## REQUIRED WORK
**A)** Say whether each statement agrees with the political commentary, answering yes or no and quoting the deciding words of the commentary. (i) Tom Vilsack said the proposal would amount to a roughly $27 billion cut to SNAP. (ii) Dean Phillips wants Kathy Hochul to pardon Donald Trump. (iii) Ira Stoll's op-ed about his leaked tax data ran in the New York Times.
**B)** Reproduce the passage of the political commentary between "Making him a" and "ProPublica, among others.", inclusive.

## SOURCE TEXT
---------------

Austin Scott (R, GA):

The Farm Bill includes protective language that prevents extreme changes to SNAP benefits without Congressional input and continues the cost-neutral status that the TFP [Thrifty Food Plan] has maintained for over 40 years.

The Progressive-Democrat Ag Secretary Tom Vilsack claimed, though, that

the proposal would amount to a roughly $27 billion cut to SNAP[.]

This is the AgSec’s confession that he fully intended to spend—on his own and without any Congressional spending authority to do so—at least those $27 billion above his authorized level. He’s not alone in this. Congresswoman Yadira Caraveo (D, CO):

…it is necessary that we go back to the negotiating table and remove this provision[.]

Senator Debbie Stabenow (D, MI):

It…does not have the votes to pass on the House floor. And certainly not in the Senate[.]

This is the budgeting and spending paradigm of the Progressive-Democratic Party: Congressional appropriations and allocations are mere suggestions, and they are to be disregarded whenever inconvenient to Party. After all, it’s only your and my money they’re spending.

There’s an election coming up. Maybe us average Americans should vote our tax dollars.

More Party Gaslighting

This time, it’s Progressive-Democratic Party politicians doing the gaslighting.

Progressive-Democrat Congressman Dean Phillips (MN) wants New York’s Progressive-Democrat Governor, Kathy Hochul, to pardon former President Donald Trump (R) “for the good of the country.”

But is this a Ford pardons Nixon for the good of the country pardon request? Ford pardoned Nixon to reduce (it wound up damping down almost completely) the political divisions growing out of Nixon’s misbehaviors.

No, that’s not the sort of pardon request that Phillips is after. Here’s Phillips in his own words:

You think pardoning is stupid?
Making him a martyr over a payment to a porn star is stupid. (Election charges are entirely different.)
It’s energizing his base, generating record sums of campaign cash, and will likely result in an electoral boost.

Phillips isn’t interested in tamping down our nation’s current divisions. He’s interested only in nakedly favoring his Progressive-Democratic Party, and he has no concerns at all for partisan division mitigation. His “for the good of the country” is just so much gaslighting.

Crimes and Stolen Data

Ira Stoll, of FutureOfCapitalism LLC, pointed out in his 27 May Wall Street Journal op-ed, that he’s a victim of a crime, namely the “leak” of his personal tax data (along with the “leaks” of many thousands of other Americans’ personal tax data) by the IRS to ProPublica, among others.

Stoll proposed a solution to the larger problem, that of government possession of confidential data of any sort:

Much of this could be solved if the government simply collected and stored less confidential data.

He’s absolutely right on that. However, his proposal addresses only the front end of the crime. It’s a take the keys to your car with you as you go about your business, rather than tossing them onto the front seat, kind of solution. It’s necessary, but woefully inadequate, especially since it’s the confidential data storer that’s tossing your keys onto the front seat.

---------------

## DATA
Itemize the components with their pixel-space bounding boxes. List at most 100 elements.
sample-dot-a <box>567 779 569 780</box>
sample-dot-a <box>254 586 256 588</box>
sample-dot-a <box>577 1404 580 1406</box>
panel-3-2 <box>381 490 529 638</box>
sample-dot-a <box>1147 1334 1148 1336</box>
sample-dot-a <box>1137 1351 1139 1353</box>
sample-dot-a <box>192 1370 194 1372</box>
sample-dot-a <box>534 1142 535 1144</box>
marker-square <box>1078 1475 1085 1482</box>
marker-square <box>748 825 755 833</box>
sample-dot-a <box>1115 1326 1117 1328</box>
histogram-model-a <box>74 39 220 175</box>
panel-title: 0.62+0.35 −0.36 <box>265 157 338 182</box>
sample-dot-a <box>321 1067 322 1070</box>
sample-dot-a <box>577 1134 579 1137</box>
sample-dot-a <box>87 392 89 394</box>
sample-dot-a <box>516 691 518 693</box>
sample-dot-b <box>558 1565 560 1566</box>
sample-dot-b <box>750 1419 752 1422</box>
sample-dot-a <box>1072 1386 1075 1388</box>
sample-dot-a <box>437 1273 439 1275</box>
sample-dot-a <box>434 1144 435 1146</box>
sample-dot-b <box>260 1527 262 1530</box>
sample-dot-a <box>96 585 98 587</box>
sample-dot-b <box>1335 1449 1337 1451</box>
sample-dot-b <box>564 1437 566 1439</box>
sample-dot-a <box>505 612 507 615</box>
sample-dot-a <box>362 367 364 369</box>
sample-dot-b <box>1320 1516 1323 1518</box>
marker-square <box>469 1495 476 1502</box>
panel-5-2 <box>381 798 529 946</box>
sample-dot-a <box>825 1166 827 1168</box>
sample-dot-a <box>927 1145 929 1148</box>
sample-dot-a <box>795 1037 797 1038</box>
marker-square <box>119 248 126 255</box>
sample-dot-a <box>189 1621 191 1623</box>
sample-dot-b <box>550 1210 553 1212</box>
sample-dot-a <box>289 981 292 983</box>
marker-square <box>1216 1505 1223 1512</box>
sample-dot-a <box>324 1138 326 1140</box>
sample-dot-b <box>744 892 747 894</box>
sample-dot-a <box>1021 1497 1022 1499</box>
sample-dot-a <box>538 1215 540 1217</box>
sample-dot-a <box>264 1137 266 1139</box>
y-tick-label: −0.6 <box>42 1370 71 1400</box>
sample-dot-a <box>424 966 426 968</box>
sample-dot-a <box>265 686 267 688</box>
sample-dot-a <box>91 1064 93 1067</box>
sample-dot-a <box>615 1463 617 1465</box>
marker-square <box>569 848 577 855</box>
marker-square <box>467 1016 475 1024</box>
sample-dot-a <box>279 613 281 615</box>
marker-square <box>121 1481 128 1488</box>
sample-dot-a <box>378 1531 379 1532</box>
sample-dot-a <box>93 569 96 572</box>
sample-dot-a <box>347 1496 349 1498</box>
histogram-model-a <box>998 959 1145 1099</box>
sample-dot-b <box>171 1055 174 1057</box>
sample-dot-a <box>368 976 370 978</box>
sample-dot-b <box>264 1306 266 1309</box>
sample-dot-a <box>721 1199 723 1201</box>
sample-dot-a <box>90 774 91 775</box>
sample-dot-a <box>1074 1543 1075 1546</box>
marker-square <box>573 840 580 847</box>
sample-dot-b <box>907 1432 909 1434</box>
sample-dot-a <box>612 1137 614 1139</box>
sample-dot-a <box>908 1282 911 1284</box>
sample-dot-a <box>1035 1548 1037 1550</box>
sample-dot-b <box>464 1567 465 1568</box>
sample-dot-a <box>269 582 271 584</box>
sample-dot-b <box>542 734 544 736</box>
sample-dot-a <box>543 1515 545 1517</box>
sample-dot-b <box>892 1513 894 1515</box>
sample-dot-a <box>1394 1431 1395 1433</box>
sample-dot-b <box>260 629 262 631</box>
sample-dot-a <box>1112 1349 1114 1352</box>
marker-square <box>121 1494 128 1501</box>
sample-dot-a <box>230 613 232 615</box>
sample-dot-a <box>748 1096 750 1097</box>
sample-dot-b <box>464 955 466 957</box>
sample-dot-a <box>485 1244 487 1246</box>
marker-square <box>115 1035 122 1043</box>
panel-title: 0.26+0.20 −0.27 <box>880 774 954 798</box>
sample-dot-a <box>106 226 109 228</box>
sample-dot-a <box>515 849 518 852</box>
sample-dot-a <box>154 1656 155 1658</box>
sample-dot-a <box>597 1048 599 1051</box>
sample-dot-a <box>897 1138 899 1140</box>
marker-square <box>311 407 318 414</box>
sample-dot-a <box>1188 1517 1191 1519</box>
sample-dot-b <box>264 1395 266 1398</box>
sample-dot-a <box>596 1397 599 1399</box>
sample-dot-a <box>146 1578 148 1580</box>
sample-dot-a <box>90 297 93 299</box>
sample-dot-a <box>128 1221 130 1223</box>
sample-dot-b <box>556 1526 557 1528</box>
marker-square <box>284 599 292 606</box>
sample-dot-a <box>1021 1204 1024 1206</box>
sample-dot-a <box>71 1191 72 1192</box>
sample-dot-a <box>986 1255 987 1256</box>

---------------

## TASK-BY-TASK RESULTS
**A)**
(i) Yes: "the proposal would amount to a roughly $27 billion cut to SNAP"
(ii) Yes: "wants New York’s Progressive-Democrat Governor, Kathy Hochul, to pardon former President Donald Trump"
(iii) No: "his 27 May Wall Street Journal op-ed"

**B)**
Making him a martyr over a payment to a porn star is stupid. (Election charges are entirely different.)
It’s energizing his base, generating record sums of campaign cash, and will likely result in an electoral boost.

Phillips isn’t interested in tamping down our nation’s current divisions. He’s interested only in nakedly favoring his Progressive-Democratic Party, and he has no concerns at all for partisan division mitigation. His “for the good of the country” is just so much gaslighting.

Crimes and Stolen Data

Ira Stoll, of FutureOfCapitalism LLC, pointed out in his 27 May Wall Street Journal op-ed, that he’s a victim of a crime, namely the “leak” of his personal tax data (along with the “leaks” of many thousands of other Americans’ personal tax data) by the IRS to ProPublica, among others.